[Figure dataset records]
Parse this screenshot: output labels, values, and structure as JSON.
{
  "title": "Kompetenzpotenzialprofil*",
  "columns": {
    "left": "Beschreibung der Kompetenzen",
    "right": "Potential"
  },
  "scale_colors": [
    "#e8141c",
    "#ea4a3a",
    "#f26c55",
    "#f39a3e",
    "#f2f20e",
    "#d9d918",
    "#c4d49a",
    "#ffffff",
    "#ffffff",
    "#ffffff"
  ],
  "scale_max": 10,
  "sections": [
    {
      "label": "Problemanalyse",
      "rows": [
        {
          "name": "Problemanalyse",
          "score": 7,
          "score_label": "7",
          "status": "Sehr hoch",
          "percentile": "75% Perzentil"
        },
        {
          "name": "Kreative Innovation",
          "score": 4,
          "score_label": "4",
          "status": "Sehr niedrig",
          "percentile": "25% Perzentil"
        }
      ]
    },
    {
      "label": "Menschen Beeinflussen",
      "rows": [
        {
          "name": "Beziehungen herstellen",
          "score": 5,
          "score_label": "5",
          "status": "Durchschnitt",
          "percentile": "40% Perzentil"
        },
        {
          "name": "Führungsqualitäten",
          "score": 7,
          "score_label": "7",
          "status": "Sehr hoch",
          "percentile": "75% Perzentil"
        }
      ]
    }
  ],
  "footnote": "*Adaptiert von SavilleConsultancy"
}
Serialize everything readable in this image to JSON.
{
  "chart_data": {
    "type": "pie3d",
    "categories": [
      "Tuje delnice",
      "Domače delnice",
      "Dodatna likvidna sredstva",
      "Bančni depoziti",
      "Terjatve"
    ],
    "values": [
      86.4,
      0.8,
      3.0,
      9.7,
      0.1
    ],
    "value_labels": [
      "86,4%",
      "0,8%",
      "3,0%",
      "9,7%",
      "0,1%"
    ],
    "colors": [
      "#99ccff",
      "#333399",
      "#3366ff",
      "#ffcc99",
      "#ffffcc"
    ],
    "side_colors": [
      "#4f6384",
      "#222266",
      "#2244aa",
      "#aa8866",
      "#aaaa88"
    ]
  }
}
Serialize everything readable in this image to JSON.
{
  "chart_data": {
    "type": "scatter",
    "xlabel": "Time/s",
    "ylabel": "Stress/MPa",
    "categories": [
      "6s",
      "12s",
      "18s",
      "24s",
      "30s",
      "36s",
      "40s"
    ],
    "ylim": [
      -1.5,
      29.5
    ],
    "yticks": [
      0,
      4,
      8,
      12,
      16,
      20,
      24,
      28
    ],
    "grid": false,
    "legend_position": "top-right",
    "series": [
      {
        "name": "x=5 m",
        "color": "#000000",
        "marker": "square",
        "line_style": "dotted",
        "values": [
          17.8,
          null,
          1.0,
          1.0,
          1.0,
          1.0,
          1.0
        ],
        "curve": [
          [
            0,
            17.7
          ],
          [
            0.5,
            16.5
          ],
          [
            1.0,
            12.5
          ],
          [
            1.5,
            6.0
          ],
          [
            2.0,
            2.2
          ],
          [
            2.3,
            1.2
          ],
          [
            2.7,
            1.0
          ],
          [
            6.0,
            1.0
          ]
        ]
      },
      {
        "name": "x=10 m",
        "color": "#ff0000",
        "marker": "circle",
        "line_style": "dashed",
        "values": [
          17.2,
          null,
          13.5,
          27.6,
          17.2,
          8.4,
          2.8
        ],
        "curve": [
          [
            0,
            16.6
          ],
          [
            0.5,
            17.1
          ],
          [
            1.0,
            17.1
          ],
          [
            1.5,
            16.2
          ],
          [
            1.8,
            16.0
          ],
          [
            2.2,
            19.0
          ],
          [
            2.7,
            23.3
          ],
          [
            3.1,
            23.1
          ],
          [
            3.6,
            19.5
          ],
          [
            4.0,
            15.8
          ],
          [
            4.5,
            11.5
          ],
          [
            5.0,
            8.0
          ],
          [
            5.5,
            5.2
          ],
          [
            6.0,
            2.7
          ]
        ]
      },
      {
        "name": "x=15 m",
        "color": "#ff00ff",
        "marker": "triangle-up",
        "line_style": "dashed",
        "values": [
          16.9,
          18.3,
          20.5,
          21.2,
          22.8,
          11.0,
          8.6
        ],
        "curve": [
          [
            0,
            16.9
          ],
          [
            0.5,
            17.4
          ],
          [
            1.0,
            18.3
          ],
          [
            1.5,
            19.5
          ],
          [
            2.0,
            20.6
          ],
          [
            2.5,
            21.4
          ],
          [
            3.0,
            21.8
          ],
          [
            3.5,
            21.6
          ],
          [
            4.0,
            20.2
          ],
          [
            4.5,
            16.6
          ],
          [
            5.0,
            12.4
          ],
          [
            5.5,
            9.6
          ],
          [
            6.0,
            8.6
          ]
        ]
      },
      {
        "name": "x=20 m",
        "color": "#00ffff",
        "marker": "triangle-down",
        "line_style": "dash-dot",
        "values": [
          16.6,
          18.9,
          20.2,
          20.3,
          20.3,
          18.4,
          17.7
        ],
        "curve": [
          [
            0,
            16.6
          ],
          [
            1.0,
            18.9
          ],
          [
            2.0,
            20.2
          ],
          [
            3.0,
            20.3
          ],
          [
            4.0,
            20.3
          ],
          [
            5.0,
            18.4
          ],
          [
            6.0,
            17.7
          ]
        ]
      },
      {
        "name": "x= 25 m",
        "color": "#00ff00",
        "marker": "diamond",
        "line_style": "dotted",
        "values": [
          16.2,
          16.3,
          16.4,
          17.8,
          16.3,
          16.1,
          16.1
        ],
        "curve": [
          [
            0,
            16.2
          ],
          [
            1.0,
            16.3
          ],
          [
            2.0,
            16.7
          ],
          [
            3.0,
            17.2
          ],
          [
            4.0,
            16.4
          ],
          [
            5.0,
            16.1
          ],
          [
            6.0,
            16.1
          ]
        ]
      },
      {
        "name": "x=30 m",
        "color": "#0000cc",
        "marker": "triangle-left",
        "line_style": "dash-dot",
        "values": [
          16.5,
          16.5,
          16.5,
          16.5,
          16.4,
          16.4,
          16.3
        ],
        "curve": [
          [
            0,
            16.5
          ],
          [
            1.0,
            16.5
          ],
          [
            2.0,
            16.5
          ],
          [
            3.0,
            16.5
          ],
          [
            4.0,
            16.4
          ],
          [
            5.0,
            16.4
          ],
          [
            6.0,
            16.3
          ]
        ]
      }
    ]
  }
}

• **Written problem**
Retype all of the data shown above, word for word.

• **Exercise response**
Parse this screenshot: output labels, values, and structure as JSON.
{
  "title": "Kompetenzpotenzialprofil*",
  "columns": {
    "left": "Beschreibung der Kompetenzen",
    "right": "Potential"
  },
  "scale_colors": [
    "#e8141c",
    "#ea4a3a",
    "#f26c55",
    "#f39a3e",
    "#f2f20e",
    "#d9d918",
    "#c4d49a",
    "#ffffff",
    "#ffffff",
    "#ffffff"
  ],
  "scale_max": 10,
  "sections": [
    {
      "label": "Problemanalyse",
      "rows": [
        {
          "name": "Problemanalyse",
          "score": 7,
          "score_label": "7",
          "status": "Sehr hoch",
          "percentile": "75% Perzentil"
        },
        {
          "name": "Kreative Innovation",
          "score": 4,
          "score_label": "4",
          "status": "Sehr niedrig",
          "percentile": "25% Perzentil"
        }
      ]
    },
    {
      "label": "Menschen Beeinflussen",
      "rows": [
        {
          "name": "Beziehungen herstellen",
          "score": 5,
          "score_label": "5",
          "status": "Durchschnitt",
          "percentile": "40% Perzentil"
        },
        {
          "name": "Führungsqualitäten",
          "score": 7,
          "score_label": "7",
          "status": "Sehr hoch",
          "percentile": "75% Perzentil"
        }
      ]
    }
  ],
  "footnote": "*Adaptiert von SavilleConsultancy"
}
Serialize everything readable in this image to JSON.
{
  "chart_data": {
    "type": "pie3d",
    "categories": [
      "Tuje delnice",
      "Domače delnice",
      "Dodatna likvidna sredstva",
      "Bančni depoziti",
      "Terjatve"
    ],
    "values": [
      86.4,
      0.8,
      3.0,
      9.7,
      0.1
    ],
    "value_labels": [
      "86,4%",
      "0,8%",
      "3,0%",
      "9,7%",
      "0,1%"
    ],
    "colors": [
      "#99ccff",
      "#333399",
      "#3366ff",
      "#ffcc99",
      "#ffffcc"
    ],
    "side_colors": [
      "#4f6384",
      "#222266",
      "#2244aa",
      "#aa8866",
      "#aaaa88"
    ]
  }
}
Serialize everything readable in this image to JSON.
{
  "chart_data": {
    "type": "scatter",
    "xlabel": "Time/s",
    "ylabel": "Stress/MPa",
    "categories": [
      "6s",
      "12s",
      "18s",
      "24s",
      "30s",
      "36s",
      "40s"
    ],
    "ylim": [
      -1.5,
      29.5
    ],
    "yticks": [
      0,
      4,
      8,
      12,
      16,
      20,
      24,
      28
    ],
    "grid": false,
    "legend_position": "top-right",
    "series": [
      {
        "name": "x=5 m",
        "color": "#000000",
        "marker": "square",
        "line_style": "dotted",
        "values": [
          17.8,
          null,
          1.0,
          1.0,
          1.0,
          1.0,
          1.0
        ],
        "curve": [
          [
            0,
            17.7
          ],
          [
            0.5,
            16.5
          ],
          [
            1.0,
            12.5
          ],
          [
            1.5,
            6.0
          ],
          [
            2.0,
            2.2
          ],
          [
            2.3,
            1.2
          ],
          [
            2.7,
            1.0
          ],
          [
            6.0,
            1.0
          ]
        ]
      },
      {
        "name": "x=10 m",
        "color": "#ff0000",
        "marker": "circle",
        "line_style": "dashed",
        "values": [
          17.2,
          null,
          13.5,
          27.6,
          17.2,
          8.4,
          2.8
        ],
        "curve": [
          [
            0,
            16.6
          ],
          [
            0.5,
            17.1
          ],
          [
            1.0,
            17.1
          ],
          [
            1.5,
            16.2
          ],
          [
            1.8,
            16.0
          ],
          [
            2.2,
            19.0
          ],
          [
            2.7,
            23.3
          ],
          [
            3.1,
            23.1
          ],
          [
            3.6,
            19.5
          ],
          [
            4.0,
            15.8
          ],
          [
            4.5,
            11.5
          ],
          [
            5.0,
            8.0
          ],
          [
            5.5,
            5.2
          ],
          [
            6.0,
            2.7
          ]
        ]
      },
      {
        "name": "x=15 m",
        "color": "#ff00ff",
        "marker": "triangle-up",
        "line_style": "dashed",
        "values": [
          16.9,
          18.3,
          20.5,
          21.2,
          22.8,
          11.0,
          8.6
        ],
        "curve": [
          [
            0,
            16.9
          ],
          [
            0.5,
            17.4
          ],
          [
            1.0,
            18.3
          ],
          [
            1.5,
            19.5
          ],
          [
            2.0,
            20.6
          ],
          [
            2.5,
            21.4
          ],
          [
            3.0,
            21.8
          ],
          [
            3.5,
            21.6
          ],
          [
            4.0,
            20.2
          ],
          [
            4.5,
            16.6
          ],
          [
            5.0,
            12.4
          ],
          [
            5.5,
            9.6
          ],
          [
            6.0,
            8.6
          ]
        ]
      },
      {
        "name": "x=20 m",
        "color": "#00ffff",
        "marker": "triangle-down",
        "line_style": "dash-dot",
        "values": [
          16.6,
          18.9,
          20.2,
          20.3,
          20.3,
          18.4,
          17.7
        ],
        "curve": [
          [
            0,
            16.6
          ],
          [
            1.0,
            18.9
          ],
          [
            2.0,
            20.2
          ],
          [
            3.0,
            20.3
          ],
          [
            4.0,
            20.3
          ],
          [
            5.0,
            18.4
          ],
          [
            6.0,
            17.7
          ]
        ]
      },
      {
        "name": "x= 25 m",
        "color": "#00ff00",
        "marker": "diamond",
        "line_style": "dotted",
        "values": [
          16.2,
          16.3,
          16.4,
          17.8,
          16.3,
          16.1,
          16.1
        ],
        "curve": [
          [
            0,
            16.2
          ],
          [
            1.0,
            16.3
          ],
          [
            2.0,
            16.7
          ],
          [
            3.0,
            17.2
          ],
          [
            4.0,
            16.4
          ],
          [
            5.0,
            16.1
          ],
          [
            6.0,
            16.1
          ]
        ]
      },
      {
        "name": "x=30 m",
        "color": "#0000cc",
        "marker": "triangle-left",
        "line_style": "dash-dot",
        "values": [
          16.5,
          16.5,
          16.5,
          16.5,
          16.4,
          16.4,
          16.3
        ],
        "curve": [
          [
            0,
            16.5
          ],
          [
            1.0,
            16.5
          ],
          [
            2.0,
            16.5
          ],
          [
            3.0,
            16.5
          ],
          [
            4.0,
            16.4
          ],
          [
            5.0,
            16.4
          ],
          [
            6.0,
            16.3
          ]
        ]
      }
    ]
  }
}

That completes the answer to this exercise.